» Set task:
Gather each line in the entries that includes the string "document".

» Listed records:

::::

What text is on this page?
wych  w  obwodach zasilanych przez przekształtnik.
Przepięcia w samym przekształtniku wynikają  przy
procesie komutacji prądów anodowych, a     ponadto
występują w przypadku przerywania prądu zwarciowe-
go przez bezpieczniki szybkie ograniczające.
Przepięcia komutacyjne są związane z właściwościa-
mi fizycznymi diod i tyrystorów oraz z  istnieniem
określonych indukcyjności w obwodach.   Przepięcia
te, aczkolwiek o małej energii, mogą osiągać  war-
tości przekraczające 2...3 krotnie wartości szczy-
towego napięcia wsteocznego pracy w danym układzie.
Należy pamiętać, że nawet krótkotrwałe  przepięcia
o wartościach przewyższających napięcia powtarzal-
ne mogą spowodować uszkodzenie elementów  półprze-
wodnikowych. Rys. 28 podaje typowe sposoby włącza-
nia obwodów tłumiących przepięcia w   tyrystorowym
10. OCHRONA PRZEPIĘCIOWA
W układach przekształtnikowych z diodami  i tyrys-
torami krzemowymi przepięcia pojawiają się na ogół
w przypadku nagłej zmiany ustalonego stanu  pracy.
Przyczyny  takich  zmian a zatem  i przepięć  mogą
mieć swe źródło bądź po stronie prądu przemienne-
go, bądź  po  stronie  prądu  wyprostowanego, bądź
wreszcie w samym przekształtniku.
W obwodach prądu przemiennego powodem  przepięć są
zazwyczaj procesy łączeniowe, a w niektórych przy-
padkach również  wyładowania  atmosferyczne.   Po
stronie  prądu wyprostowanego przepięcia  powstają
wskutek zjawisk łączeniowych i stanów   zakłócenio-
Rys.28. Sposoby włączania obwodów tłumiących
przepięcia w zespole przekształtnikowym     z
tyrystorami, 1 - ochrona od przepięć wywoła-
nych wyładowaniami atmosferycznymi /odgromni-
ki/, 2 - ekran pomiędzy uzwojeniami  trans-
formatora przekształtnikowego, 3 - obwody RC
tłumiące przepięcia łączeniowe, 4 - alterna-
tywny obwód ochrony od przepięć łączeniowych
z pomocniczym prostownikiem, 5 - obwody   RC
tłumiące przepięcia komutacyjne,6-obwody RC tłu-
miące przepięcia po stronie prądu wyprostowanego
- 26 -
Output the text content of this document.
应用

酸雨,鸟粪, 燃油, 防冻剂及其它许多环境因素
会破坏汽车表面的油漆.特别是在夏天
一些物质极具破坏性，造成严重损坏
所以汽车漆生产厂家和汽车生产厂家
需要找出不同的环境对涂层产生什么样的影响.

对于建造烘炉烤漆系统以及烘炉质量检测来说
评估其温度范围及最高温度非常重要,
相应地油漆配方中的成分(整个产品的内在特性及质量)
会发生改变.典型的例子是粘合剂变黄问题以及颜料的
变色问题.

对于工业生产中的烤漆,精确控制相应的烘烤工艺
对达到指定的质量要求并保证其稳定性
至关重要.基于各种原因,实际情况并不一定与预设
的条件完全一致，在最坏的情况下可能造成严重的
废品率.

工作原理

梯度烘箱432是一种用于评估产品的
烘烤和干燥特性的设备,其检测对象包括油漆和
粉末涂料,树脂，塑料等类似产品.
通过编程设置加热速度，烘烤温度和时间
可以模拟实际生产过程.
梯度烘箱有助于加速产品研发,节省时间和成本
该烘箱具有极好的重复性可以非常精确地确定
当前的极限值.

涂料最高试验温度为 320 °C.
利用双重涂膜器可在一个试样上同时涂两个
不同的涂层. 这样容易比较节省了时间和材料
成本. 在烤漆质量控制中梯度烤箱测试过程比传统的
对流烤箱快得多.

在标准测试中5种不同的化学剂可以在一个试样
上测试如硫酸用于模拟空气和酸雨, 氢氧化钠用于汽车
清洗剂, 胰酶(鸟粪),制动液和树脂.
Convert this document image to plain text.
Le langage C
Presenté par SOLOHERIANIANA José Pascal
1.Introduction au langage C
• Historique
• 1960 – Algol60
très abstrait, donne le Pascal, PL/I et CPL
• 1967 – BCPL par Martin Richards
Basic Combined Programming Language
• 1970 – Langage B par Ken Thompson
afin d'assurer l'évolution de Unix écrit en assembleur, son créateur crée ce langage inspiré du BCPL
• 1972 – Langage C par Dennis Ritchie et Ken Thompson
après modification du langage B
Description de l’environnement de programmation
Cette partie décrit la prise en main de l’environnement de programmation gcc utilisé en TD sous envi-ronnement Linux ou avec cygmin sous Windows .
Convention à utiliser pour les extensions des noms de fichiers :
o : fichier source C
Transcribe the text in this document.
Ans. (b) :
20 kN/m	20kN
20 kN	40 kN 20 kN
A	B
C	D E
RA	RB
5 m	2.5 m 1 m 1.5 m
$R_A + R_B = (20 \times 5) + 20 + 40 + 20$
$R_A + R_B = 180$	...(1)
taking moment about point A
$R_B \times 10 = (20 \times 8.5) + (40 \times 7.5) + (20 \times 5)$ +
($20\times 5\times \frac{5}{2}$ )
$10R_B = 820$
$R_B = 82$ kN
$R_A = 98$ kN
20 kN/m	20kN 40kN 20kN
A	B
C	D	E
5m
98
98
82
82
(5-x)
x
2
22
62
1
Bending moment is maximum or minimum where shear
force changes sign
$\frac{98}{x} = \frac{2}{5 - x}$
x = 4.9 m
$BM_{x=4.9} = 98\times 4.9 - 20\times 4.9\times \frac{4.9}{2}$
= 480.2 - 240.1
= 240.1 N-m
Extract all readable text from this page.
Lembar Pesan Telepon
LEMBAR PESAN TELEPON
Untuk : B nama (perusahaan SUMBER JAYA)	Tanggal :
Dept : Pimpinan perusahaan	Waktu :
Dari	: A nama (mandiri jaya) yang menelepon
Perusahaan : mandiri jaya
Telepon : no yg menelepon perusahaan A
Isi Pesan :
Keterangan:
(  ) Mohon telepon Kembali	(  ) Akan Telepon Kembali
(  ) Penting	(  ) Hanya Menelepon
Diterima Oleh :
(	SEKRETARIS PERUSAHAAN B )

::::

» Output of the task:
Output the text content of this document.
Convert this document image to plain text.
Transcribe the text in this document.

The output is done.